Directions - Restate all of the data exactly.

Records for this task -
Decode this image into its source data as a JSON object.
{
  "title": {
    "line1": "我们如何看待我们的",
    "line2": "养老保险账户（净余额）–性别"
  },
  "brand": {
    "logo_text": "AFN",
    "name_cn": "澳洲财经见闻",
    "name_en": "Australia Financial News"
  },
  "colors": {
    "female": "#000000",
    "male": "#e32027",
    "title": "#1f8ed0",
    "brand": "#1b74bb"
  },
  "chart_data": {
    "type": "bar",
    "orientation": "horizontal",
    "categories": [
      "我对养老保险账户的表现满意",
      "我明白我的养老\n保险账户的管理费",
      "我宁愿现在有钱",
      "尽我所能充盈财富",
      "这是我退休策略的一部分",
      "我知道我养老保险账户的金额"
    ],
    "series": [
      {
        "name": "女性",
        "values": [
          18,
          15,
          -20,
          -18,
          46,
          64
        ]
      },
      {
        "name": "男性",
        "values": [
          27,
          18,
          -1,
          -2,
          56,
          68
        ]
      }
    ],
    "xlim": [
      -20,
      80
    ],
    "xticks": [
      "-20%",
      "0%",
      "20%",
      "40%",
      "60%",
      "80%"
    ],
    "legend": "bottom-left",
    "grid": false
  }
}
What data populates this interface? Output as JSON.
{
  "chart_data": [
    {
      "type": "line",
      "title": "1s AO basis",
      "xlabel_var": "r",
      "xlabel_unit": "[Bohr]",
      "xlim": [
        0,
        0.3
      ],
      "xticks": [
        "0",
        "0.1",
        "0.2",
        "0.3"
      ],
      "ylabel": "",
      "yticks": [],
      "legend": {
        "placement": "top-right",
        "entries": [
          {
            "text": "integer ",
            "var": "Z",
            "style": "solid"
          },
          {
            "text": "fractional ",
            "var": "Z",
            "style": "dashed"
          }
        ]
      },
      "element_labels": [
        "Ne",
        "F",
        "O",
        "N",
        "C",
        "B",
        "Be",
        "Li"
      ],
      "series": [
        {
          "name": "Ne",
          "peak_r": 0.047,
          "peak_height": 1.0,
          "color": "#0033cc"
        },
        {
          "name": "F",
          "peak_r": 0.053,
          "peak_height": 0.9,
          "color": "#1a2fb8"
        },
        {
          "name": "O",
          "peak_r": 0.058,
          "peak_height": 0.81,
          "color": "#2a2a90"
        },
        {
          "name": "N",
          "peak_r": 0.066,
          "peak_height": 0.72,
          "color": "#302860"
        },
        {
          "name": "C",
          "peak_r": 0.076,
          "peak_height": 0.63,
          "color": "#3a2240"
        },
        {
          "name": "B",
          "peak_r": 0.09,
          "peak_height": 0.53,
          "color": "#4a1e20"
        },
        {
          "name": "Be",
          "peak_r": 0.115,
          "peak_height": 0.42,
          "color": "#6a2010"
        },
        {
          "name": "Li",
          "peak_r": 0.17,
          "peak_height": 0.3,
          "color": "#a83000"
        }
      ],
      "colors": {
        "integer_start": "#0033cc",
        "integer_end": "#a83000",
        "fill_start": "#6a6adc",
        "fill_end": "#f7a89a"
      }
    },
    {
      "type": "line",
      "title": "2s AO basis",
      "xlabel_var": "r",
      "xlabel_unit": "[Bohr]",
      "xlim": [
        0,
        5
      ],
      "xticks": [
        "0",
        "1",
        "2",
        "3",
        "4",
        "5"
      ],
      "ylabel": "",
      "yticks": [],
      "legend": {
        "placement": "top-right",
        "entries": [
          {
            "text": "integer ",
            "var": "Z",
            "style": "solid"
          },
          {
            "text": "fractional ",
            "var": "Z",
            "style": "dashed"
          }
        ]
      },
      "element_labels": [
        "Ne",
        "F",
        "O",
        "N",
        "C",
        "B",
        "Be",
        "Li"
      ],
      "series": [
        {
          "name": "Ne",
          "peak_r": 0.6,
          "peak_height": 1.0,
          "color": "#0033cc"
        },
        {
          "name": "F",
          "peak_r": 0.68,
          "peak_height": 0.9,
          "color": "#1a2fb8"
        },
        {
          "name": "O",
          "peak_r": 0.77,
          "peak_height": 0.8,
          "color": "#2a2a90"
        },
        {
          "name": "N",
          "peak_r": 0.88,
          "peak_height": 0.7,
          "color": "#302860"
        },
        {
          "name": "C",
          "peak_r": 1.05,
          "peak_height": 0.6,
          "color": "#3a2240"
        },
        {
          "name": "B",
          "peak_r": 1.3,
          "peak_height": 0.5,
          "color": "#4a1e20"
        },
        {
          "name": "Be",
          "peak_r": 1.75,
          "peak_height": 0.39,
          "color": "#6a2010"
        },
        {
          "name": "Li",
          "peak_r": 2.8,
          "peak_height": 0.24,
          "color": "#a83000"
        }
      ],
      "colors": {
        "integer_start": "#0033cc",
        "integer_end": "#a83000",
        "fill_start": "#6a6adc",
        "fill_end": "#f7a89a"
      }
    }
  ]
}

The output -
Decode this image into its source data as a JSON object.
{
  "title": {
    "line1": "我们如何看待我们的",
    "line2": "养老保险账户（净余额）–性别"
  },
  "brand": {
    "logo_text": "AFN",
    "name_cn": "澳洲财经见闻",
    "name_en": "Australia Financial News"
  },
  "colors": {
    "female": "#000000",
    "male": "#e32027",
    "title": "#1f8ed0",
    "brand": "#1b74bb"
  },
  "chart_data": {
    "type": "bar",
    "orientation": "horizontal",
    "categories": [
      "我对养老保险账户的表现满意",
      "我明白我的养老\n保险账户的管理费",
      "我宁愿现在有钱",
      "尽我所能充盈财富",
      "这是我退休策略的一部分",
      "我知道我养老保险账户的金额"
    ],
    "series": [
      {
        "name": "女性",
        "values": [
          18,
          15,
          -20,
          -18,
          46,
          64
        ]
      },
      {
        "name": "男性",
        "values": [
          27,
          18,
          -1,
          -2,
          56,
          68
        ]
      }
    ],
    "xlim": [
      -20,
      80
    ],
    "xticks": [
      "-20%",
      "0%",
      "20%",
      "40%",
      "60%",
      "80%"
    ],
    "legend": "bottom-left",
    "grid": false
  }
}
What data populates this interface? Output as JSON.
{
  "chart_data": [
    {
      "type": "line",
      "title": "1s AO basis",
      "xlabel_var": "r",
      "xlabel_unit": "[Bohr]",
      "xlim": [
        0,
        0.3
      ],
      "xticks": [
        "0",
        "0.1",
        "0.2",
        "0.3"
      ],
      "ylabel": "",
      "yticks": [],
      "legend": {
        "placement": "top-right",
        "entries": [
          {
            "text": "integer ",
            "var": "Z",
            "style": "solid"
          },
          {
            "text": "fractional ",
            "var": "Z",
            "style": "dashed"
          }
        ]
      },
      "element_labels": [
        "Ne",
        "F",
        "O",
        "N",
        "C",
        "B",
        "Be",
        "Li"
      ],
      "series": [
        {
          "name": "Ne",
          "peak_r": 0.047,
          "peak_height": 1.0,
          "color": "#0033cc"
        },
        {
          "name": "F",
          "peak_r": 0.053,
          "peak_height": 0.9,
          "color": "#1a2fb8"
        },
        {
          "name": "O",
          "peak_r": 0.058,
          "peak_height": 0.81,
          "color": "#2a2a90"
        },
        {
          "name": "N",
          "peak_r": 0.066,
          "peak_height": 0.72,
          "color": "#302860"
        },
        {
          "name": "C",
          "peak_r": 0.076,
          "peak_height": 0.63,
          "color": "#3a2240"
        },
        {
          "name": "B",
          "peak_r": 0.09,
          "peak_height": 0.53,
          "color": "#4a1e20"
        },
        {
          "name": "Be",
          "peak_r": 0.115,
          "peak_height": 0.42,
          "color": "#6a2010"
        },
        {
          "name": "Li",
          "peak_r": 0.17,
          "peak_height": 0.3,
          "color": "#a83000"
        }
      ],
      "colors": {
        "integer_start": "#0033cc",
        "integer_end": "#a83000",
        "fill_start": "#6a6adc",
        "fill_end": "#f7a89a"
      }
    },
    {
      "type": "line",
      "title": "2s AO basis",
      "xlabel_var": "r",
      "xlabel_unit": "[Bohr]",
      "xlim": [
        0,
        5
      ],
      "xticks": [
        "0",
        "1",
        "2",
        "3",
        "4",
        "5"
      ],
      "ylabel": "",
      "yticks": [],
      "legend": {
        "placement": "top-right",
        "entries": [
          {
            "text": "integer ",
            "var": "Z",
            "style": "solid"
          },
          {
            "text": "fractional ",
            "var": "Z",
            "style": "dashed"
          }
        ]
      },
      "element_labels": [
        "Ne",
        "F",
        "O",
        "N",
        "C",
        "B",
        "Be",
        "Li"
      ],
      "series": [
        {
          "name": "Ne",
          "peak_r": 0.6,
          "peak_height": 1.0,
          "color": "#0033cc"
        },
        {
          "name": "F",
          "peak_r": 0.68,
          "peak_height": 0.9,
          "color": "#1a2fb8"
        },
        {
          "name": "O",
          "peak_r": 0.77,
          "peak_height": 0.8,
          "color": "#2a2a90"
        },
        {
          "name": "N",
          "peak_r": 0.88,
          "peak_height": 0.7,
          "color": "#302860"
        },
        {
          "name": "C",
          "peak_r": 1.05,
          "peak_height": 0.6,
          "color": "#3a2240"
        },
        {
          "name": "B",
          "peak_r": 1.3,
          "peak_height": 0.5,
          "color": "#4a1e20"
        },
        {
          "name": "Be",
          "peak_r": 1.75,
          "peak_height": 0.39,
          "color": "#6a2010"
        },
        {
          "name": "Li",
          "peak_r": 2.8,
          "peak_height": 0.24,
          "color": "#a83000"
        }
      ],
      "colors": {
        "integer_start": "#0033cc",
        "integer_end": "#a83000",
        "fill_start": "#6a6adc",
        "fill_end": "#f7a89a"
      }
    }
  ]
}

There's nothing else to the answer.